Instruction: In the data below, find every line with the string "variance" and pull it out.

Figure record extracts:
################
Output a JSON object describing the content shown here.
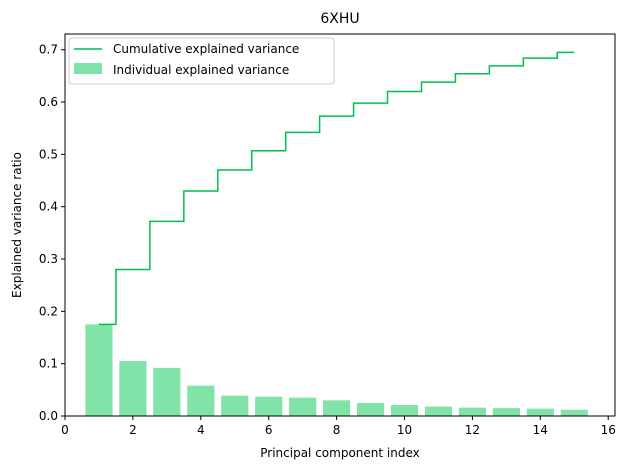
{
  "chart_data": {
    "type": "bar",
    "title": "6XHU",
    "xlabel": "Principal component index",
    "ylabel": "Explained variance ratio",
    "xlim": [
      0,
      16.2
    ],
    "ylim": [
      0,
      0.73
    ],
    "xticks": [
      0,
      2,
      4,
      6,
      8,
      10,
      12,
      14,
      16
    ],
    "yticks": [
      0.0,
      0.1,
      0.2,
      0.3,
      0.4,
      0.5,
      0.6,
      0.7
    ],
    "xtick_labels": [
      "0",
      "2",
      "4",
      "6",
      "8",
      "10",
      "12",
      "14",
      "16"
    ],
    "ytick_labels": [
      "0.0",
      "0.1",
      "0.2",
      "0.3",
      "0.4",
      "0.5",
      "0.6",
      "0.7"
    ],
    "grid": false,
    "legend_position": "top-left",
    "x": [
      1,
      2,
      3,
      4,
      5,
      6,
      7,
      8,
      9,
      10,
      11,
      12,
      13,
      14,
      15
    ],
    "series": [
      {
        "name": "Individual explained variance",
        "type": "bar",
        "color": "#82e3a8",
        "values": [
          0.175,
          0.105,
          0.092,
          0.058,
          0.039,
          0.037,
          0.035,
          0.03,
          0.025,
          0.021,
          0.018,
          0.016,
          0.015,
          0.014,
          0.012
        ]
      },
      {
        "name": "Cumulative explained variance",
        "type": "step",
        "color": "#00c050",
        "values": [
          0.175,
          0.28,
          0.372,
          0.43,
          0.47,
          0.507,
          0.542,
          0.573,
          0.598,
          0.62,
          0.638,
          0.654,
          0.669,
          0.684,
          0.695
        ]
      }
    ]
  }
}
################
Solution to this exercise:
    "ylabel": "Explained variance ratio",
        "name": "Individual explained variance",
        "name": "Cumulative explained variance",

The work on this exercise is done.